Samantha Dyke, 53, a working mother from Crewe, Cheshire, who has never lived in France and who does not speak French, says she has been “bombarded” with bills for her father’s care costs for over a year.

“I’m 53 and I’ve probably seen him 10 times in my whole life,” she said.

“He’s a stranger to me: I don’t know him as my dad. He’s never provided a thing for me or my sister.”

Ms Dyke’s mother divorced her father in 1977, at which point she said he had already been out of their lives for seven years.

She has no contact with him and knows nothing of his situation, apart from the fact that he moved to France with his second wife and now has dementia and is living in Haute-Vienne.

Court judgment

“I’ve just been getting bills, bills, bills, and then my sister and I received one for over €100,000 to be paid straight away,” she said.

“I was taken to court by the care home in my absence earlier [at hearings in March and May] and now have a court judgement demanding we both pay about €50,000.

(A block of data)

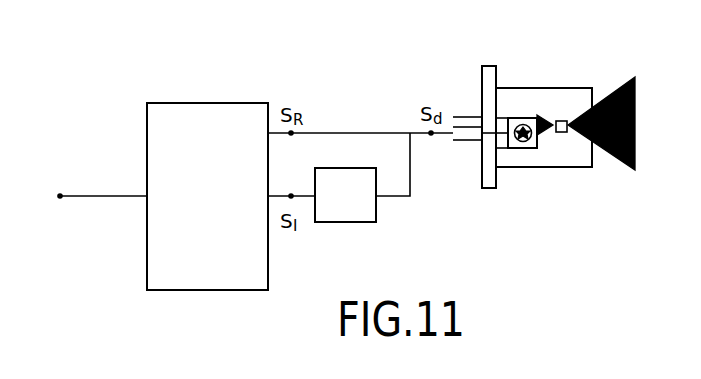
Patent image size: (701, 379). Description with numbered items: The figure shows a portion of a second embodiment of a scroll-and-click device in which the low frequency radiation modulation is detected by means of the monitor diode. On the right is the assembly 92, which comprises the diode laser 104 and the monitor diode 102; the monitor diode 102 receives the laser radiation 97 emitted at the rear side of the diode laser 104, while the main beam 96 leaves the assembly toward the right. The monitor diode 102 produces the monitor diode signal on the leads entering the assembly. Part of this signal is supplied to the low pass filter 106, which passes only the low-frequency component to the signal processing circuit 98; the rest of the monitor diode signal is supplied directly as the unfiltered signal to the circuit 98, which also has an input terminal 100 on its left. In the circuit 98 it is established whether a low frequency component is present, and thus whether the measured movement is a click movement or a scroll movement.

The assembly 92 is at (523, 99).
The light beam 96 is at (632, 170).
The laser radiation 97 is at (543, 127).
The signal processing circuit 98 is at (199, 260).
The input terminal 100 is at (96, 213).
The monitor diode 102 is at (563, 132).
The diode laser 104 is at (523, 148).
The low pass filter 106 is at (337, 198).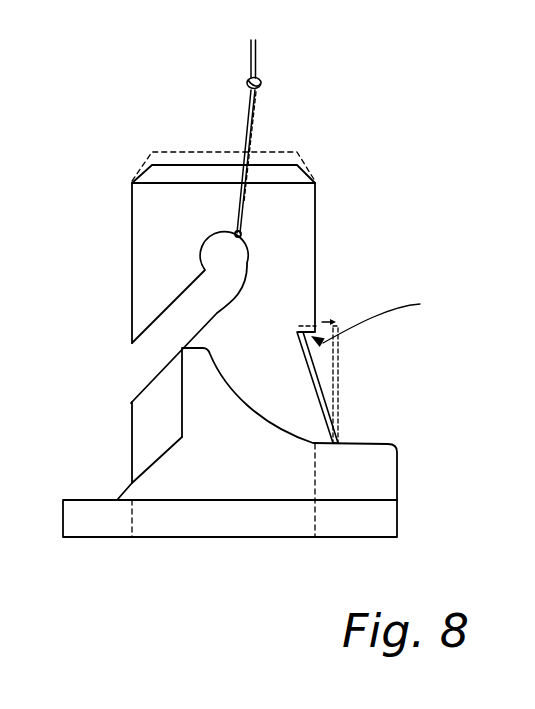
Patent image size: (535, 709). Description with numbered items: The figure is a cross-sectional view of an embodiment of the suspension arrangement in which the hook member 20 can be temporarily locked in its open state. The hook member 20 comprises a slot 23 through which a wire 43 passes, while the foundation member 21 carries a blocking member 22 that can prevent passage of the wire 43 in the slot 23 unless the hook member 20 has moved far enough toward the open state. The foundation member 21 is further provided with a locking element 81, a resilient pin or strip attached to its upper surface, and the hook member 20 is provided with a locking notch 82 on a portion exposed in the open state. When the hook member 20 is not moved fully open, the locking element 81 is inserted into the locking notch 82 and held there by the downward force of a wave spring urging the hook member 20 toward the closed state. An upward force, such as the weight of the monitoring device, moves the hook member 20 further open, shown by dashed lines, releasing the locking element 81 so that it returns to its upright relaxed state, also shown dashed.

The hook member 20 is at (150, 205).
The foundation member 21 is at (385, 518).
The blocking member 22 is at (202, 398).
The slot 23 is at (193, 310).
The wire 43 is at (256, 54).
The locking element 81 is at (316, 388).
The locking notch 82 is at (385, 322).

▶ _GIVEN TASK_: Reproduce word for word the part of the article about the care-home bills that begins at the words "Samantha Dyke, 53, a" and stops after the words "living in Haute-Vienne.".

▶ _EXPECTED ANSWER_:
Samantha Dyke, 53, a working mother from Crewe, Cheshire, who has never lived in France and who does not speak French, says she has been “bombarded” with bills for her father’s care costs for over a year.

“I’m 53 and I’ve probably seen him 10 times in my whole life,” she said.

“He’s a stranger to me: I don’t know him as my dad. He’s never provided a thing for me or my sister.”

Ms Dyke’s mother divorced her father in 1977, at which point she said he had already been out of their lives for seven years.

She has no contact with him and knows nothing of his situation, apart from the fact that he moved to France with his second wife and now has dementia and is living in Haute-Vienne.